##### SUPPLIED DATA #####

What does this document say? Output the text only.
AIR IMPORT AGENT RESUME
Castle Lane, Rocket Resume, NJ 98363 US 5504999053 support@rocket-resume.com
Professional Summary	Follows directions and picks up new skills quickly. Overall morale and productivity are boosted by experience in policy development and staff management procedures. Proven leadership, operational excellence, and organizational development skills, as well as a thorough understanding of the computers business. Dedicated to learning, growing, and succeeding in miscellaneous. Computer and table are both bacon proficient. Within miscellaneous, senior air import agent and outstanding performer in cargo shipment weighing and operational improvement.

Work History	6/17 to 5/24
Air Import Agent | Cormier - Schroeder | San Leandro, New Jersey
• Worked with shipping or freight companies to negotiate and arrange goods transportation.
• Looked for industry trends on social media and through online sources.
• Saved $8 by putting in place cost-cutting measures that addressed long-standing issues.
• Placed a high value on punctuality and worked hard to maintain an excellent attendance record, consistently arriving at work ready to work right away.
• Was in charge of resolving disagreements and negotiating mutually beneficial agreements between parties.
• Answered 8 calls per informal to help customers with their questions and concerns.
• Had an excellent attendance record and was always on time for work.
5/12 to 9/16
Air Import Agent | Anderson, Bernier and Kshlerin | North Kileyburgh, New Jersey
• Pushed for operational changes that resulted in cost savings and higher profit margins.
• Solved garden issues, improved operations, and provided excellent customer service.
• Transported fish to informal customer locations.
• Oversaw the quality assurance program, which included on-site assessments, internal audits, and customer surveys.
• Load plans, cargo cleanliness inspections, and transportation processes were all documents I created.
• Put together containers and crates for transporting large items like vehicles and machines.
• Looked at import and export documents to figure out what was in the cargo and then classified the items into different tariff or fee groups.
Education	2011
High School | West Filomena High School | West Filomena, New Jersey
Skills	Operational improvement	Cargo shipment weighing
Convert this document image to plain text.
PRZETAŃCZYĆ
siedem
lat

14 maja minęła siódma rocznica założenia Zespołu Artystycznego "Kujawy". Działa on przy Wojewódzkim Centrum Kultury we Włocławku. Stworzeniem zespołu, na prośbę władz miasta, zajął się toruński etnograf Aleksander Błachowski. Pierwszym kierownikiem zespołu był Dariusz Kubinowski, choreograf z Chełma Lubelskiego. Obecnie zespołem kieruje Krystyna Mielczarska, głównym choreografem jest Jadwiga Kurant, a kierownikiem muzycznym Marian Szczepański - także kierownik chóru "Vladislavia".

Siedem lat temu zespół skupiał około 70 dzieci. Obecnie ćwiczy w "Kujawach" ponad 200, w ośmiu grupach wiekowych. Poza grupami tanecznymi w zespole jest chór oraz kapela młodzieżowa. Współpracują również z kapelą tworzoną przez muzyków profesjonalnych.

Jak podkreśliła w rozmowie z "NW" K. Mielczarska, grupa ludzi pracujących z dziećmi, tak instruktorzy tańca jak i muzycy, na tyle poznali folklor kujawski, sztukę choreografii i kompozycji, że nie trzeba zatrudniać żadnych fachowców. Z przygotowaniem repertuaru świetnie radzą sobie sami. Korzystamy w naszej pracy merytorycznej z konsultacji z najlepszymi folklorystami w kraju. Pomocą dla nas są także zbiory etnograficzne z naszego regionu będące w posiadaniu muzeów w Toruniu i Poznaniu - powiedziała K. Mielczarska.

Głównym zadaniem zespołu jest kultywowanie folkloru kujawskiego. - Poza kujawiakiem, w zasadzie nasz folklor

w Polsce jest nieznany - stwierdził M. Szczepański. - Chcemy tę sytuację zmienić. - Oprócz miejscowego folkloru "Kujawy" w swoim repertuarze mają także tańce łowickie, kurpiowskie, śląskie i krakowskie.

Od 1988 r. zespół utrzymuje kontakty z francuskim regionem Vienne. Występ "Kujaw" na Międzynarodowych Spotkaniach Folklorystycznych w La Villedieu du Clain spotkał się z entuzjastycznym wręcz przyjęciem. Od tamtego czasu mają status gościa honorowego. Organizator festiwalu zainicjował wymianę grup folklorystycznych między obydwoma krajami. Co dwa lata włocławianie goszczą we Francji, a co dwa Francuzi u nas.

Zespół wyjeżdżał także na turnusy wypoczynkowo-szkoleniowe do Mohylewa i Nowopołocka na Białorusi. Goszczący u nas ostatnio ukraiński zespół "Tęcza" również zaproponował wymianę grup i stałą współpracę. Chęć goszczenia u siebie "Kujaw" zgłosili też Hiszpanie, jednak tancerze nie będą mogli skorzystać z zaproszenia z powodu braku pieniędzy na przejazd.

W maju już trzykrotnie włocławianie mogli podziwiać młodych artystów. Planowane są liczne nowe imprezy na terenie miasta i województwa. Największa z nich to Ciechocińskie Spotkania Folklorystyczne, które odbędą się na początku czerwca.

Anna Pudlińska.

#####

Scan the material above. Copy each line that holds the word "documents".

ANSWER:
• Load plans, cargo cleanliness inspections, and transportation processes were all documents I created.
• Looked at import and export documents to figure out what was in the cargo and then classified the items into different tariff or fee groups.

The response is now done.